*WHAT YOU NEED TO DO*
Gather every line below that contains the string "tabbar".

_ _ _

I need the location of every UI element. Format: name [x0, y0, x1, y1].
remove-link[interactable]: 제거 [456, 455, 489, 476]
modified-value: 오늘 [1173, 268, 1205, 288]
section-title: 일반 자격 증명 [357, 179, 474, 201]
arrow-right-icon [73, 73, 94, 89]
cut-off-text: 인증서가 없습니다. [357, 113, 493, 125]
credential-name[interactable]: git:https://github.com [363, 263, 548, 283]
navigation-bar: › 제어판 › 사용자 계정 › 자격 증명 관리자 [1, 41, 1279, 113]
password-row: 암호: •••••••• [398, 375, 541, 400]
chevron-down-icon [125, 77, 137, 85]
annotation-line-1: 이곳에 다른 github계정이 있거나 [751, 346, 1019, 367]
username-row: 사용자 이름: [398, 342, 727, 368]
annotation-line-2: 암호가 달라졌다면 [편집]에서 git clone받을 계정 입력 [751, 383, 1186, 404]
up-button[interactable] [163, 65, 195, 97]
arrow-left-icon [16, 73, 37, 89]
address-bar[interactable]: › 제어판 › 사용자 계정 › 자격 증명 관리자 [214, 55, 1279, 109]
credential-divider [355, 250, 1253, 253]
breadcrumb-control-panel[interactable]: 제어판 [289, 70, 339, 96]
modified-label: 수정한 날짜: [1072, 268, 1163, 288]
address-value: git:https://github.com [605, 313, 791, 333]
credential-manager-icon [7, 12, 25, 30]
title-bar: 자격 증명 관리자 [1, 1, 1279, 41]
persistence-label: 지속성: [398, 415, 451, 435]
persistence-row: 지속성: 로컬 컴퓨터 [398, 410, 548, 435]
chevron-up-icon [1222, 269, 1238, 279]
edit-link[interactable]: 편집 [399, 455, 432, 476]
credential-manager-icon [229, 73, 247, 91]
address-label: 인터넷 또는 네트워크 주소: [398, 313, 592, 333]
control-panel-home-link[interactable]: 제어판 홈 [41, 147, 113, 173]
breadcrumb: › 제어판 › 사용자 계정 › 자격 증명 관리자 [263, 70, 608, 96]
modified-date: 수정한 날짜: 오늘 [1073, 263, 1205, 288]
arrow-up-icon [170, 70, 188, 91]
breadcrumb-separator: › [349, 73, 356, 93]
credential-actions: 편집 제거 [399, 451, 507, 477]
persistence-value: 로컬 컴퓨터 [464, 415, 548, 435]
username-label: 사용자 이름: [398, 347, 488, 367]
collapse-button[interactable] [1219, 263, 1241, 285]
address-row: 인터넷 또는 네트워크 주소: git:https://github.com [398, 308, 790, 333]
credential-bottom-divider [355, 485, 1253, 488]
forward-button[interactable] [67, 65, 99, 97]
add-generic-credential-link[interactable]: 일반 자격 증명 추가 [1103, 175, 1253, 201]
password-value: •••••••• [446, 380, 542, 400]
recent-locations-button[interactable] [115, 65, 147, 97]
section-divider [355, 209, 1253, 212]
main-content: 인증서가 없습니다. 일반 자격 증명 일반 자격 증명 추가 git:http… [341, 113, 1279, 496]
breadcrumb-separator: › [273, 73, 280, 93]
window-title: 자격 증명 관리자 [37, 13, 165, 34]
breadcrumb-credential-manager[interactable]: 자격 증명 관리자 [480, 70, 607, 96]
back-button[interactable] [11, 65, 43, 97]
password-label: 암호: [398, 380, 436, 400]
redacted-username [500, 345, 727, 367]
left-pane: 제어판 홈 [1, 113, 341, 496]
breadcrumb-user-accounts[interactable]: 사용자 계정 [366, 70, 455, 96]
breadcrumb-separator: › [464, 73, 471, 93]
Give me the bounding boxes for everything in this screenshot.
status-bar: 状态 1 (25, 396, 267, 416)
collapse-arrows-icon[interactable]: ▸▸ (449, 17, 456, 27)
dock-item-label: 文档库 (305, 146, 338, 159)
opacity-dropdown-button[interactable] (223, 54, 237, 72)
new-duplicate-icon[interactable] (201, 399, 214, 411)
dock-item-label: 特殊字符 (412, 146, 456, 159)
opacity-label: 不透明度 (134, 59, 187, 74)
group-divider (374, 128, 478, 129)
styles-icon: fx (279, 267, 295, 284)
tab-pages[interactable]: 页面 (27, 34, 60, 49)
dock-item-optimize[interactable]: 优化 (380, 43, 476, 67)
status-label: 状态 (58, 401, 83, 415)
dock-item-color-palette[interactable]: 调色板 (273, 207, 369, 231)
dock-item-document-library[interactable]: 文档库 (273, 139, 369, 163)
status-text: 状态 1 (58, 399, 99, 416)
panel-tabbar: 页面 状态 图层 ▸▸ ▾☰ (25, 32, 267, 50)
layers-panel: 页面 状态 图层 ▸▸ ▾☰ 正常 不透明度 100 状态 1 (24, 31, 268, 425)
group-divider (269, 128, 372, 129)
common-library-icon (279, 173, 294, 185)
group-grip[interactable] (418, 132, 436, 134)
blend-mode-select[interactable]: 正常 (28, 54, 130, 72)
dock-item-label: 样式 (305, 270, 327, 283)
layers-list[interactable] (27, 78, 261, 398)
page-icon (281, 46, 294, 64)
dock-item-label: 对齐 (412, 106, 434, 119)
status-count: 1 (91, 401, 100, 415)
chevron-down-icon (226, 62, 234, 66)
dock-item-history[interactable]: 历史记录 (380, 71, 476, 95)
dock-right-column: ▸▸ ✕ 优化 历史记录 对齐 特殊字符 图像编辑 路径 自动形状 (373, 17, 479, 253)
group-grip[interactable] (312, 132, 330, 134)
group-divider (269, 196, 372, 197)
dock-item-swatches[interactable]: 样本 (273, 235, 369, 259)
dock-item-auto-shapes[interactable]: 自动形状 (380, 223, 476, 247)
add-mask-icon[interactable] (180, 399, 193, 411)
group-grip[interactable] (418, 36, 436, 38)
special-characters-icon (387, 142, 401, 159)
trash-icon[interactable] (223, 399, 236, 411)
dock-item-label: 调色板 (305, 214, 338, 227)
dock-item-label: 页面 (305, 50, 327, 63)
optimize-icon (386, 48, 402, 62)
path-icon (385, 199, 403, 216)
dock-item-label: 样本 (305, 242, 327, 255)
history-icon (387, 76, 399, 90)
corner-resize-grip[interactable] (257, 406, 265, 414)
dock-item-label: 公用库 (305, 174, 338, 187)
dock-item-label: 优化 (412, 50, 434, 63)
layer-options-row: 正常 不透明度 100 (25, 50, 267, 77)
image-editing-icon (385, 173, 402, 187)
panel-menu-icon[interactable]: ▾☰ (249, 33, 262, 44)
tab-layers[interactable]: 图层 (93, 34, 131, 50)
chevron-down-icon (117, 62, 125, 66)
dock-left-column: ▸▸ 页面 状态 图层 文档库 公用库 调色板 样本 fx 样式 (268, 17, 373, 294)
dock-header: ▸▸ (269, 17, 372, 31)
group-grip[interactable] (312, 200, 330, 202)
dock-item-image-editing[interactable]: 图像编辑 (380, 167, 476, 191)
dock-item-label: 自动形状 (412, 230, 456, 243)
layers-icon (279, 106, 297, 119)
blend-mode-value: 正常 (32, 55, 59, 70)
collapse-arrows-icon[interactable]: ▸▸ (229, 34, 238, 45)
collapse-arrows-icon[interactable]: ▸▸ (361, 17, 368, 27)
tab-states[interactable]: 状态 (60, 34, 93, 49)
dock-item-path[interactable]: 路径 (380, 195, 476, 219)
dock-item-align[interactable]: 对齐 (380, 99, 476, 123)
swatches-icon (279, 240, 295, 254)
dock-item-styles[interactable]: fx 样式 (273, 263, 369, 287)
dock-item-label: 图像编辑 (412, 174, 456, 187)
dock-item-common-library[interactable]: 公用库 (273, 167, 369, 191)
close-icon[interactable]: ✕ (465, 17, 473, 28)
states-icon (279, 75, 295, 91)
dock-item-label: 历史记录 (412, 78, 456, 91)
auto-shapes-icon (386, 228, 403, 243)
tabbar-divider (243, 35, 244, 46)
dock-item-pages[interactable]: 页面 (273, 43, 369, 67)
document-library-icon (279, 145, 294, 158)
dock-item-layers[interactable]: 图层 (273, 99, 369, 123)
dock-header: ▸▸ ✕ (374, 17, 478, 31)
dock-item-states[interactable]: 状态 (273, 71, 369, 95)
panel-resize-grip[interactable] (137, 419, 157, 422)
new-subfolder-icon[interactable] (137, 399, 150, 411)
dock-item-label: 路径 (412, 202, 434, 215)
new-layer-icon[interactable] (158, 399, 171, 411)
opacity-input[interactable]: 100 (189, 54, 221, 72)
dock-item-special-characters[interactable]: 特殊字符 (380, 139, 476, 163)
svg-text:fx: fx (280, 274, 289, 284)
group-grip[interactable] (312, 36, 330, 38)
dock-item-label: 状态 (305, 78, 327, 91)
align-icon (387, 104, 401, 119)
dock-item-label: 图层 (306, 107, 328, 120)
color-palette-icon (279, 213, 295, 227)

_ _ _

*EXERCISE ANSWER*
panel-tabbar: 页面 状态 图层 ▸▸ ▾☰ (25, 32, 267, 50)
tabbar-divider (243, 35, 244, 46)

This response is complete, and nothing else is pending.